[Start Records for the exercise]

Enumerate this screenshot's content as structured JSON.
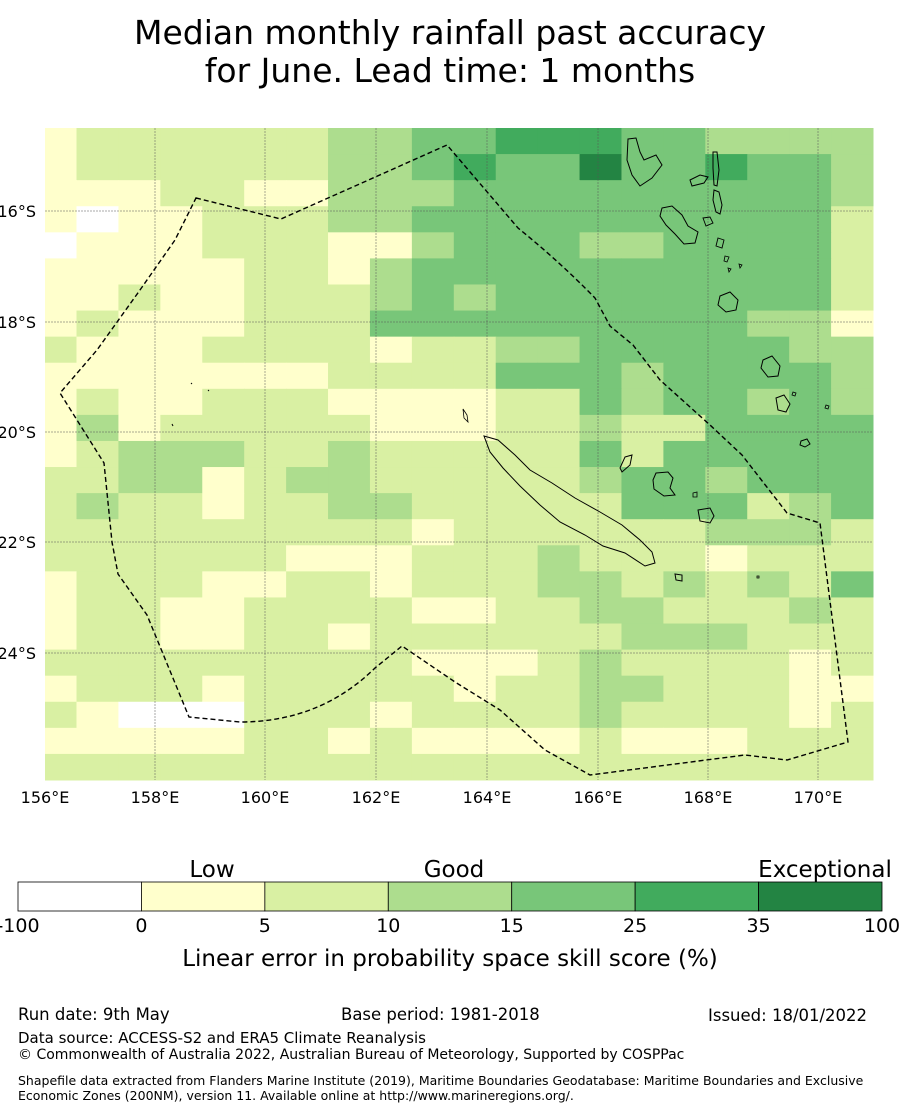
{
  "title": {
    "line1": "Median monthly rainfall past accuracy",
    "line2": "for June. Lead time: 1 months"
  },
  "map": {
    "lon_ticks": [
      "156°E",
      "158°E",
      "160°E",
      "162°E",
      "164°E",
      "166°E",
      "168°E",
      "170°E"
    ],
    "lat_ticks": [
      "16°S",
      "18°S",
      "20°S",
      "22°S",
      "24°S"
    ],
    "grid": [
      "12222223344555443333",
      "12222223345446445443",
      "11122113334444444443",
      "10112223344444444442",
      "01112221134443344442",
      "11111221344444444442",
      "11211222343444444442",
      "12111222444444444331",
      "21112222122334444433",
      "11111112222444344443",
      "12112221111224344343",
      "13122222111223224444",
      "12333223222224244444",
      "22331233222223443444",
      "23221223322222444234",
      "22222222212222223332",
      "22222211122232221222",
      "12221122122233232324",
      "12211222211223322232",
      "12211221222222333222",
      "22222222211123222212",
      "12221222221223322211",
      "21000222122223222212",
      "11111221211112111222",
      "22222222222222222222"
    ]
  },
  "colorbar": {
    "categories": [
      "Low",
      "Good",
      "Exceptional"
    ],
    "boundaries": [
      "-100",
      "0",
      "5",
      "10",
      "15",
      "25",
      "35",
      "100"
    ],
    "colors": [
      "#ffffff",
      "#ffffcc",
      "#d9f0a3",
      "#addd8e",
      "#78c679",
      "#41ab5d",
      "#238443"
    ],
    "label": "Linear error in probability space skill score (%)"
  },
  "footer": {
    "run_date": "Run date: 9th May",
    "base_period": "Base period: 1981-2018",
    "issued": "Issued: 18/01/2022",
    "data_source": "Data source: ACCESS-S2 and ERA5 Climate Reanalysis",
    "copyright": "© Commonwealth of Australia 2022, Australian Bureau of Meteorology, Supported by COSPPac",
    "shapefile": "Shapefile data extracted from Flanders Marine Institute (2019), Maritime Boundaries Geodatabase: Maritime Boundaries and Exclusive Economic Zones (200NM), version 11. Available online at http://www.marineregions.org/."
  }
}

[End Records for the exercise]

* Your objective: Reproduce all of the data exactly; the pictures do not belong in the copy.

* Task response:
Enumerate this screenshot's content as structured JSON.
{
  "title": {
    "line1": "Median monthly rainfall past accuracy",
    "line2": "for June. Lead time: 1 months"
  },
  "map": {
    "lon_ticks": [
      "156°E",
      "158°E",
      "160°E",
      "162°E",
      "164°E",
      "166°E",
      "168°E",
      "170°E"
    ],
    "lat_ticks": [
      "16°S",
      "18°S",
      "20°S",
      "22°S",
      "24°S"
    ],
    "grid": [
      "12222223344555443333",
      "12222223345446445443",
      "11122113334444444443",
      "10112223344444444442",
      "01112221134443344442",
      "11111221344444444442",
      "11211222343444444442",
      "12111222444444444331",
      "21112222122334444433",
      "11111112222444344443",
      "12112221111224344343",
      "13122222111223224444",
      "12333223222224244444",
      "22331233222223443444",
      "23221223322222444234",
      "22222222212222223332",
      "22222211122232221222",
      "12221122122233232324",
      "12211222211223322232",
      "12211221222222333222",
      "22222222211123222212",
      "12221222221223322211",
      "21000222122223222212",
      "11111221211112111222",
      "22222222222222222222"
    ]
  },
  "colorbar": {
    "categories": [
      "Low",
      "Good",
      "Exceptional"
    ],
    "boundaries": [
      "-100",
      "0",
      "5",
      "10",
      "15",
      "25",
      "35",
      "100"
    ],
    "colors": [
      "#ffffff",
      "#ffffcc",
      "#d9f0a3",
      "#addd8e",
      "#78c679",
      "#41ab5d",
      "#238443"
    ],
    "label": "Linear error in probability space skill score (%)"
  },
  "footer": {
    "run_date": "Run date: 9th May",
    "base_period": "Base period: 1981-2018",
    "issued": "Issued: 18/01/2022",
    "data_source": "Data source: ACCESS-S2 and ERA5 Climate Reanalysis",
    "copyright": "© Commonwealth of Australia 2022, Australian Bureau of Meteorology, Supported by COSPPac",
    "shapefile": "Shapefile data extracted from Flanders Marine Institute (2019), Maritime Boundaries Geodatabase: Maritime Boundaries and Exclusive Economic Zones (200NM), version 11. Available online at http://www.marineregions.org/."
  }
}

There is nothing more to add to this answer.